Instructions for the task -> Reproduce all entries verbatim, with nothing added or dropped.

Excerpted data ->

··········

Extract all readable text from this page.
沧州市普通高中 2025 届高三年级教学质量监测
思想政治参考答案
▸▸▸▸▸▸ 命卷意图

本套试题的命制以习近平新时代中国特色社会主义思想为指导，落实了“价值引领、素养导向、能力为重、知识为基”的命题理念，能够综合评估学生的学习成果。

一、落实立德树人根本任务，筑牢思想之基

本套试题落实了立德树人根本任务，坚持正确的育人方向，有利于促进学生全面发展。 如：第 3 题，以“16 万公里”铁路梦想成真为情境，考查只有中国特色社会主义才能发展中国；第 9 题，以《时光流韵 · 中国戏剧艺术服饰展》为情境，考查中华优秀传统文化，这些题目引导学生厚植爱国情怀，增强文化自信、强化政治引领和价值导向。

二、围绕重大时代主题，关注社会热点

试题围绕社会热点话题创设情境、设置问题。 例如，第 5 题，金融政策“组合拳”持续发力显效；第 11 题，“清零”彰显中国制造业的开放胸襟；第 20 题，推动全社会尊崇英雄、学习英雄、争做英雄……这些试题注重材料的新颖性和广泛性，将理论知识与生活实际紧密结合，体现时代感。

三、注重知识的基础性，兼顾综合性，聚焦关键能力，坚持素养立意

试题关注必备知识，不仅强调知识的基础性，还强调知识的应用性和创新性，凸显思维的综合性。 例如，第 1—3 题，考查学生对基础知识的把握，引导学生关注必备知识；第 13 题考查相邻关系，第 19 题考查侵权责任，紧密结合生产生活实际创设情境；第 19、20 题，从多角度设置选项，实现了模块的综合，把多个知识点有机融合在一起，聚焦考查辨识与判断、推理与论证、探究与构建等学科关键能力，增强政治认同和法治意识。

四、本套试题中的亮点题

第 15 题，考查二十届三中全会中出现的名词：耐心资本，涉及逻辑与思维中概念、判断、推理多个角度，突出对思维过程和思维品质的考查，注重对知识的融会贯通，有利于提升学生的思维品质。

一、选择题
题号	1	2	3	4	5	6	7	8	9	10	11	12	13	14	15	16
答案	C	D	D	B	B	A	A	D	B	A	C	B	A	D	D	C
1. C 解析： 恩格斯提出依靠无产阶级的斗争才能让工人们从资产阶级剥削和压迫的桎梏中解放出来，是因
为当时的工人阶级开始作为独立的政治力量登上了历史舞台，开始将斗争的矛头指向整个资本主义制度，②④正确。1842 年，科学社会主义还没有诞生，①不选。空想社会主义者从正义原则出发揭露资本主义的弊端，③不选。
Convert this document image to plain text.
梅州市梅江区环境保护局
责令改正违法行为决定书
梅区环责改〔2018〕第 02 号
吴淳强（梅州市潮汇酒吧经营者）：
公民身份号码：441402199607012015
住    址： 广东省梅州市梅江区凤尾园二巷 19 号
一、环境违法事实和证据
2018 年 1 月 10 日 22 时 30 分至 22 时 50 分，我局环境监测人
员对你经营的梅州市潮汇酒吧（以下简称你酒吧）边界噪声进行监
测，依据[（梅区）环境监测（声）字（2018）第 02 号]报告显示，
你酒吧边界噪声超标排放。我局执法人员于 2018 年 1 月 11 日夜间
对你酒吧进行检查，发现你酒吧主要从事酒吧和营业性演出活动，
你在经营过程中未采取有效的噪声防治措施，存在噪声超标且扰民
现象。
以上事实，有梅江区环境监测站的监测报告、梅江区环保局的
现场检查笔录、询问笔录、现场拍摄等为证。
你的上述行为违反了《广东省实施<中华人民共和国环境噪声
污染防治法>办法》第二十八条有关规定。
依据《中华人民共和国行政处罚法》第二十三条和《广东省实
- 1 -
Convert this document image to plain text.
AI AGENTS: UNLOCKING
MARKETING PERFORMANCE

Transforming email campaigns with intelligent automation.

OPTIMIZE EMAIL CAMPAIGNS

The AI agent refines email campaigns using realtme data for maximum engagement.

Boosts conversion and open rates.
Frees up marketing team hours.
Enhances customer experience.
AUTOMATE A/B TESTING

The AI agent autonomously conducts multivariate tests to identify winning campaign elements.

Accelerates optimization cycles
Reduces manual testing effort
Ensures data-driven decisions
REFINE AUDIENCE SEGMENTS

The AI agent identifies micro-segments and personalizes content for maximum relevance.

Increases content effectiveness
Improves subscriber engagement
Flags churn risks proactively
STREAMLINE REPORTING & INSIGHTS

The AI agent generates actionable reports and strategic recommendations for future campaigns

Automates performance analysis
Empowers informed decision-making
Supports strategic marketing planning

··········

Answer to this problem ->
Extract all readable text from this page.
沧州市普通高中 2025 届高三年级教学质量监测
思想政治参考答案
▸▸▸▸▸▸ 命卷意图

本套试题的命制以习近平新时代中国特色社会主义思想为指导，落实了“价值引领、素养导向、能力为重、知识为基”的命题理念，能够综合评估学生的学习成果。

一、落实立德树人根本任务，筑牢思想之基

本套试题落实了立德树人根本任务，坚持正确的育人方向，有利于促进学生全面发展。 如：第 3 题，以“16 万公里”铁路梦想成真为情境，考查只有中国特色社会主义才能发展中国；第 9 题，以《时光流韵 · 中国戏剧艺术服饰展》为情境，考查中华优秀传统文化，这些题目引导学生厚植爱国情怀，增强文化自信、强化政治引领和价值导向。

二、围绕重大时代主题，关注社会热点

试题围绕社会热点话题创设情境、设置问题。 例如，第 5 题，金融政策“组合拳”持续发力显效；第 11 题，“清零”彰显中国制造业的开放胸襟；第 20 题，推动全社会尊崇英雄、学习英雄、争做英雄……这些试题注重材料的新颖性和广泛性，将理论知识与生活实际紧密结合，体现时代感。

三、注重知识的基础性，兼顾综合性，聚焦关键能力，坚持素养立意

试题关注必备知识，不仅强调知识的基础性，还强调知识的应用性和创新性，凸显思维的综合性。 例如，第 1—3 题，考查学生对基础知识的把握，引导学生关注必备知识；第 13 题考查相邻关系，第 19 题考查侵权责任，紧密结合生产生活实际创设情境；第 19、20 题，从多角度设置选项，实现了模块的综合，把多个知识点有机融合在一起，聚焦考查辨识与判断、推理与论证、探究与构建等学科关键能力，增强政治认同和法治意识。

四、本套试题中的亮点题

第 15 题，考查二十届三中全会中出现的名词：耐心资本，涉及逻辑与思维中概念、判断、推理多个角度，突出对思维过程和思维品质的考查，注重对知识的融会贯通，有利于提升学生的思维品质。

一、选择题
题号	1	2	3	4	5	6	7	8	9	10	11	12	13	14	15	16
答案	C	D	D	B	B	A	A	D	B	A	C	B	A	D	D	C
1. C 解析： 恩格斯提出依靠无产阶级的斗争才能让工人们从资产阶级剥削和压迫的桎梏中解放出来，是因
为当时的工人阶级开始作为独立的政治力量登上了历史舞台，开始将斗争的矛头指向整个资本主义制度，②④正确。1842 年，科学社会主义还没有诞生，①不选。空想社会主义者从正义原则出发揭露资本主义的弊端，③不选。
Convert this document image to plain text.
梅州市梅江区环境保护局
责令改正违法行为决定书
梅区环责改〔2018〕第 02 号
吴淳强（梅州市潮汇酒吧经营者）：
公民身份号码：441402199607012015
住    址： 广东省梅州市梅江区凤尾园二巷 19 号
一、环境违法事实和证据
2018 年 1 月 10 日 22 时 30 分至 22 时 50 分，我局环境监测人
员对你经营的梅州市潮汇酒吧（以下简称你酒吧）边界噪声进行监
测，依据[（梅区）环境监测（声）字（2018）第 02 号]报告显示，
你酒吧边界噪声超标排放。我局执法人员于 2018 年 1 月 11 日夜间
对你酒吧进行检查，发现你酒吧主要从事酒吧和营业性演出活动，
你在经营过程中未采取有效的噪声防治措施，存在噪声超标且扰民
现象。
以上事实，有梅江区环境监测站的监测报告、梅江区环保局的
现场检查笔录、询问笔录、现场拍摄等为证。
你的上述行为违反了《广东省实施<中华人民共和国环境噪声
污染防治法>办法》第二十八条有关规定。
依据《中华人民共和国行政处罚法》第二十三条和《广东省实
- 1 -
Convert this document image to plain text.
AI AGENTS: UNLOCKING
MARKETING PERFORMANCE

Transforming email campaigns with intelligent automation.

OPTIMIZE EMAIL CAMPAIGNS

The AI agent refines email campaigns using realtme data for maximum engagement.

Boosts conversion and open rates.
Frees up marketing team hours.
Enhances customer experience.
AUTOMATE A/B TESTING

The AI agent autonomously conducts multivariate tests to identify winning campaign elements.

Accelerates optimization cycles
Reduces manual testing effort
Ensures data-driven decisions
REFINE AUDIENCE SEGMENTS

The AI agent identifies micro-segments and personalizes content for maximum relevance.

Increases content effectiveness
Improves subscriber engagement
Flags churn risks proactively
STREAMLINE REPORTING & INSIGHTS

The AI agent generates actionable reports and strategic recommendations for future campaigns

Automates performance analysis
Empowers informed decision-making
Supports strategic marketing planning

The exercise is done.